(begin)
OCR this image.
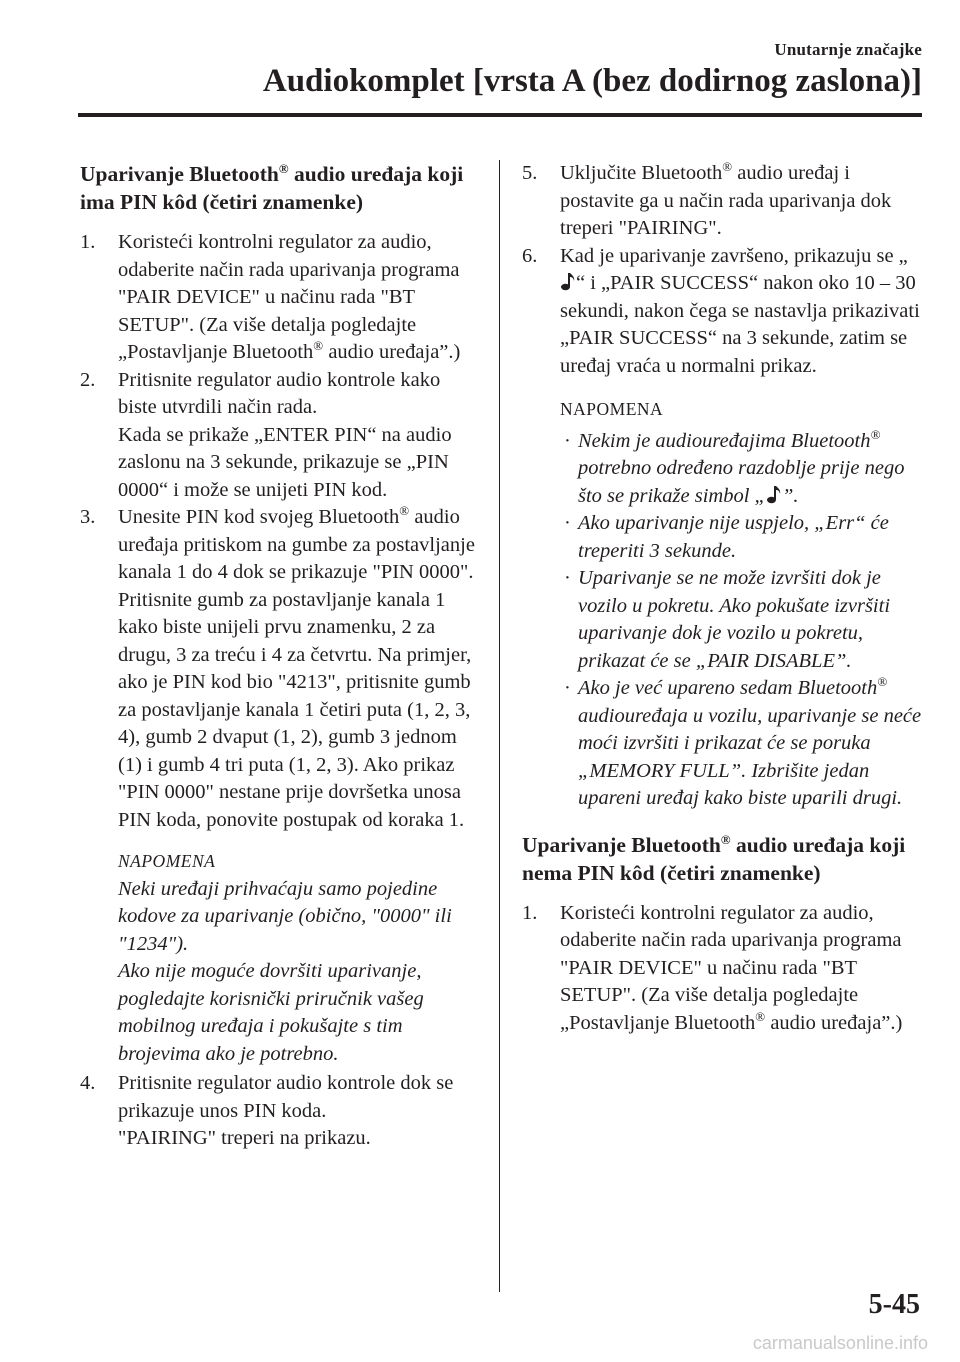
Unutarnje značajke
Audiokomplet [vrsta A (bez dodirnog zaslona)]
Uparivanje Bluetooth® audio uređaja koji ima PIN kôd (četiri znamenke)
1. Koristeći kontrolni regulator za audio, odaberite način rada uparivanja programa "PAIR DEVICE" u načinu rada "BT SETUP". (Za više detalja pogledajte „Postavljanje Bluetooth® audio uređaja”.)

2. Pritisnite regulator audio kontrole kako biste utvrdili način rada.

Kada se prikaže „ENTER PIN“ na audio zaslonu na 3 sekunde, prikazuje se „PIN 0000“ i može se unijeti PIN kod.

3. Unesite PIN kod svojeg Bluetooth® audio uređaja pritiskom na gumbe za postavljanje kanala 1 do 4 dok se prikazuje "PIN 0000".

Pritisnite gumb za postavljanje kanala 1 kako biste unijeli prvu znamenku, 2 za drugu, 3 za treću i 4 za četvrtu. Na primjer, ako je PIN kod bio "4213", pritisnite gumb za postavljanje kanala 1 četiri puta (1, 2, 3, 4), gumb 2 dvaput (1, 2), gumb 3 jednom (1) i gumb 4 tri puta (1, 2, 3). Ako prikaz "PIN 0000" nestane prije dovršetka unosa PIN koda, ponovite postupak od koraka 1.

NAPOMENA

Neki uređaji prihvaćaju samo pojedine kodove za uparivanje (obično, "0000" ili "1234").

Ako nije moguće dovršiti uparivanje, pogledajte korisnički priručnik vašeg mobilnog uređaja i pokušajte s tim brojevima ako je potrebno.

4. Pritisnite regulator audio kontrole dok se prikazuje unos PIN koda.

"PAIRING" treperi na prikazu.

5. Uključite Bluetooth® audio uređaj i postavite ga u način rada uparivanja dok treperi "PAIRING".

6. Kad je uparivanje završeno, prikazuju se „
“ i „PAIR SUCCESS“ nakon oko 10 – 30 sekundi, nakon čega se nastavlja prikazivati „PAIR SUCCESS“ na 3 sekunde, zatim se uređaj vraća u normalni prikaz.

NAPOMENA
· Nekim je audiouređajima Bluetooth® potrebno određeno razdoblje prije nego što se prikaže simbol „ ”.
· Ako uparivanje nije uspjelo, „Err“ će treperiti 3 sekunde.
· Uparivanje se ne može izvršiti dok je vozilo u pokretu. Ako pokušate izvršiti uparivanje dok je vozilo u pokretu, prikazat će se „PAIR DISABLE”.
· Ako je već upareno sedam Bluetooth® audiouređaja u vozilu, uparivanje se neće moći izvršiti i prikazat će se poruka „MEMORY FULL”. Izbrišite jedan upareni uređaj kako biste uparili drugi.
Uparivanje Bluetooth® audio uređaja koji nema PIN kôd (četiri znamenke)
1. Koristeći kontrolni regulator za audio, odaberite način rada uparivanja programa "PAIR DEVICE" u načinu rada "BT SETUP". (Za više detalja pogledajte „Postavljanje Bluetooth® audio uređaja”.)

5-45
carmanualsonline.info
(end)
(begin)
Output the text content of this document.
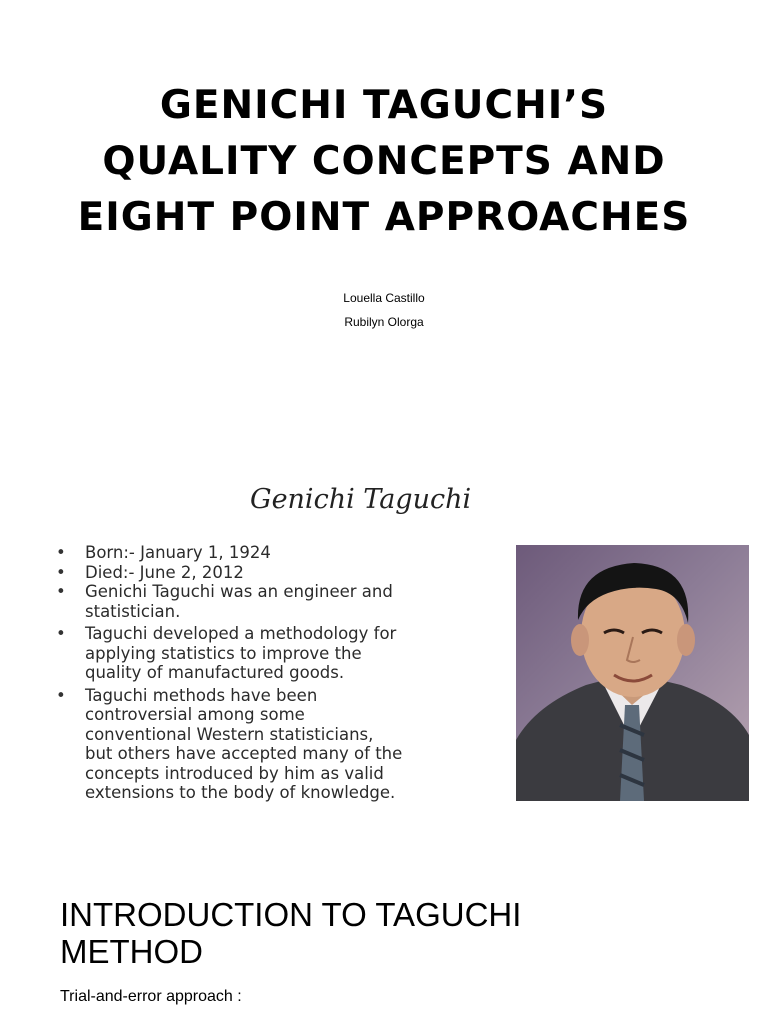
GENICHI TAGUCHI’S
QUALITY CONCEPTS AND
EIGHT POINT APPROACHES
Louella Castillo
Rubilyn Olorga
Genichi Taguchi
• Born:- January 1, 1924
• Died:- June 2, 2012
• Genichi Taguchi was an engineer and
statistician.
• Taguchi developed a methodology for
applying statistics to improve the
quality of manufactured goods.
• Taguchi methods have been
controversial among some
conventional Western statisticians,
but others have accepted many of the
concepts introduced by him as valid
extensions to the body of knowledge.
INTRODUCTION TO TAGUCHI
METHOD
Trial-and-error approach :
(end)
• _TASK DESCRIPTION_
Scan the records for the string "može". Copy each line in which it appears.

• _FINAL ANSWER_
Kada se prikaže „ENTER PIN“ na audio zaslonu na 3 sekunde, prikazuje se „PIN 0000“ i može se unijeti PIN kod.
· Uparivanje se ne može izvršiti dok je vozilo u pokretu. Ako pokušate izvršiti uparivanje dok je vozilo u pokretu, prikazat će se „PAIR DISABLE”.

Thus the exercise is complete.